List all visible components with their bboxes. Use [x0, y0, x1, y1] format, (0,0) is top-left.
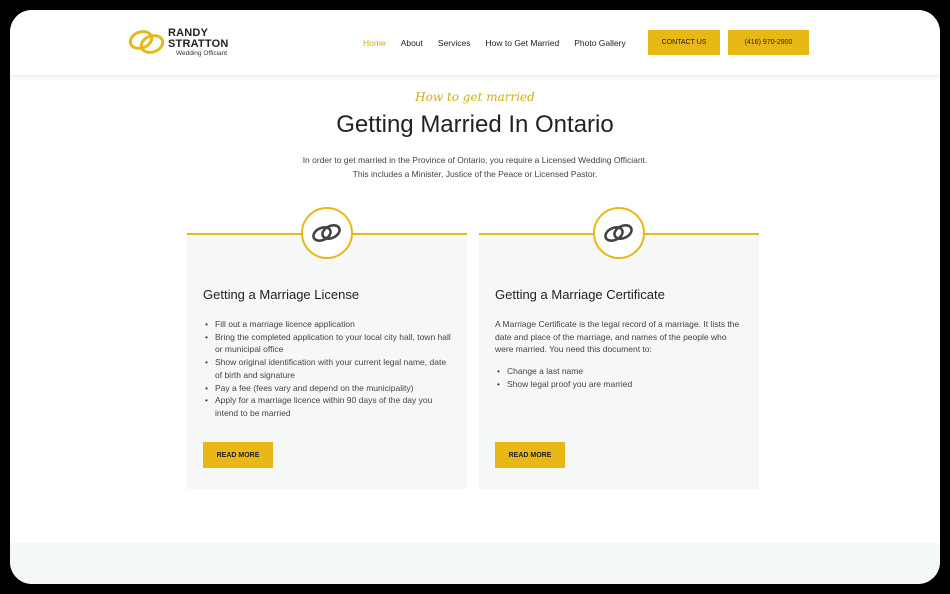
- list-item: Bring the completed application to your …: [203, 331, 453, 356]
- section-eyebrow: How to get married: [415, 90, 535, 104]
- nav-how-to-get-married[interactable]: How to Get Married: [486, 38, 560, 48]
- wedding-rings-icon: [593, 207, 645, 259]
- nav-about[interactable]: About: [401, 38, 423, 48]
- site-header: RANDY STRATTON Wedding Officiant Home Ab…: [10, 10, 940, 76]
- footer-band: [10, 543, 940, 584]
- list-item: Show original identification with your c…: [203, 356, 453, 381]
- nav-home[interactable]: Home: [363, 38, 386, 48]
- marriage-license-card: Getting a Marriage License Fill out a ma…: [187, 207, 467, 489]
- nav-photo-gallery[interactable]: Photo Gallery: [574, 38, 626, 48]
- read-more-button[interactable]: READ MORE: [203, 442, 273, 468]
- read-more-button[interactable]: READ MORE: [495, 442, 565, 468]
- logo-tagline: Wedding Officiant: [176, 50, 228, 57]
- certificate-uses-list: Change a last name Show legal proof you …: [495, 365, 745, 390]
- contact-us-button[interactable]: CONTACT US: [648, 30, 720, 55]
- marriage-certificate-card: Getting a Marriage Certificate A Marriag…: [479, 207, 759, 489]
- card-body: Fill out a marriage licence application …: [203, 318, 453, 420]
- logo-name: RANDY STRATTON: [168, 28, 228, 50]
- list-item: Pay a fee (fees vary and depend on the m…: [203, 382, 453, 395]
- intro-text: In order to get married in the Province …: [10, 153, 940, 181]
- card-body: A Marriage Certificate is the legal reco…: [495, 318, 745, 391]
- main-nav: Home About Services How to Get Married P…: [363, 38, 641, 48]
- intro-line-1: In order to get married in the Province …: [302, 155, 648, 165]
- list-item: Apply for a marriage licence within 90 d…: [203, 394, 453, 419]
- list-item: Show legal proof you are married: [495, 378, 745, 391]
- card-paragraph: A Marriage Certificate is the legal reco…: [495, 319, 740, 355]
- list-item: Fill out a marriage licence application: [203, 318, 453, 331]
- logo-line-2: STRATTON: [168, 38, 229, 50]
- logo-rings-icon: [128, 30, 165, 54]
- license-steps-list: Fill out a marriage licence application …: [203, 318, 453, 420]
- logo[interactable]: RANDY STRATTON Wedding Officiant: [128, 25, 238, 61]
- phone-button[interactable]: (416) 970-2900: [728, 30, 809, 55]
- wedding-rings-icon: [301, 207, 353, 259]
- browser-frame: RANDY STRATTON Wedding Officiant Home Ab…: [10, 10, 940, 584]
- card-title: Getting a Marriage License: [203, 287, 360, 302]
- page-title: Getting Married In Ontario: [336, 111, 614, 138]
- card-title: Getting a Marriage Certificate: [495, 287, 665, 302]
- intro-line-2: This includes a Minister, Justice of the…: [352, 169, 598, 179]
- nav-services[interactable]: Services: [438, 38, 471, 48]
- list-item: Change a last name: [495, 365, 745, 378]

◆ ◆ ◆ ◆ ◆

## THE TASK
Please rename "list-item" to "list-entry" in the records, starting at the line that contains "- list-item: Bring" and ending at the line that contains "- nav-home[interactable]: Home: [363, 38, 386, 48]". Give back only those lines, with everything else left the same.

## TASK RESULT
- list-entry: Bring the completed application to your …: [203, 331, 453, 356]
- section-eyebrow: How to get married: [415, 90, 535, 104]
- nav-how-to-get-married[interactable]: How to Get Married: [486, 38, 560, 48]
- wedding-rings-icon: [593, 207, 645, 259]
- nav-about[interactable]: About: [401, 38, 423, 48]
- site-header: RANDY STRATTON Wedding Officiant Home Ab…: [10, 10, 940, 76]
- footer-band: [10, 543, 940, 584]
- list-entry: Show original identification with your c…: [203, 356, 453, 381]
- nav-home[interactable]: Home: [363, 38, 386, 48]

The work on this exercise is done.